-------- Record list --------

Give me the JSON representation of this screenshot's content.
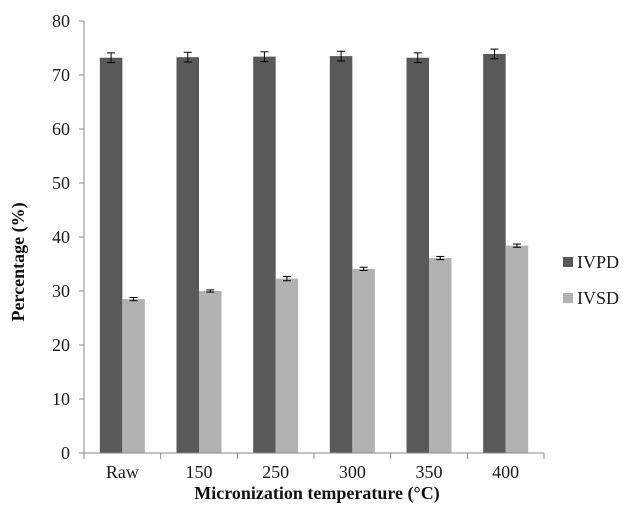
{
  "chart_data": {
    "type": "bar",
    "xlabel": "Micronization temperature (°C)",
    "ylabel": "Percentage (%)",
    "categories": [
      "Raw",
      "150",
      "250",
      "300",
      "350",
      "400"
    ],
    "series": [
      {
        "name": "IVPD",
        "color": "#595959",
        "values": [
          73.2,
          73.3,
          73.4,
          73.5,
          73.2,
          73.9
        ],
        "errors": [
          0.9,
          0.9,
          0.9,
          0.9,
          0.9,
          0.9
        ]
      },
      {
        "name": "IVSD",
        "color": "#b2b2b2",
        "values": [
          28.5,
          30.0,
          32.3,
          34.1,
          36.1,
          38.4
        ],
        "errors": [
          0.3,
          0.2,
          0.4,
          0.3,
          0.3,
          0.3
        ]
      }
    ],
    "ylim": [
      0,
      80
    ],
    "yticks": [
      0,
      10,
      20,
      30,
      40,
      50,
      60,
      70,
      80
    ],
    "grid": false,
    "legend_position": "right"
  }
}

--------

- Objective -
Repeat the material exactly as it reads, without any of its pictures.

- Output of the task -
Give me the JSON representation of this screenshot's content.
{
  "chart_data": {
    "type": "bar",
    "xlabel": "Micronization temperature (°C)",
    "ylabel": "Percentage (%)",
    "categories": [
      "Raw",
      "150",
      "250",
      "300",
      "350",
      "400"
    ],
    "series": [
      {
        "name": "IVPD",
        "color": "#595959",
        "values": [
          73.2,
          73.3,
          73.4,
          73.5,
          73.2,
          73.9
        ],
        "errors": [
          0.9,
          0.9,
          0.9,
          0.9,
          0.9,
          0.9
        ]
      },
      {
        "name": "IVSD",
        "color": "#b2b2b2",
        "values": [
          28.5,
          30.0,
          32.3,
          34.1,
          36.1,
          38.4
        ],
        "errors": [
          0.3,
          0.2,
          0.4,
          0.3,
          0.3,
          0.3
        ]
      }
    ],
    "ylim": [
      0,
      80
    ],
    "yticks": [
      0,
      10,
      20,
      30,
      40,
      50,
      60,
      70,
      80
    ],
    "grid": false,
    "legend_position": "right"
  }
}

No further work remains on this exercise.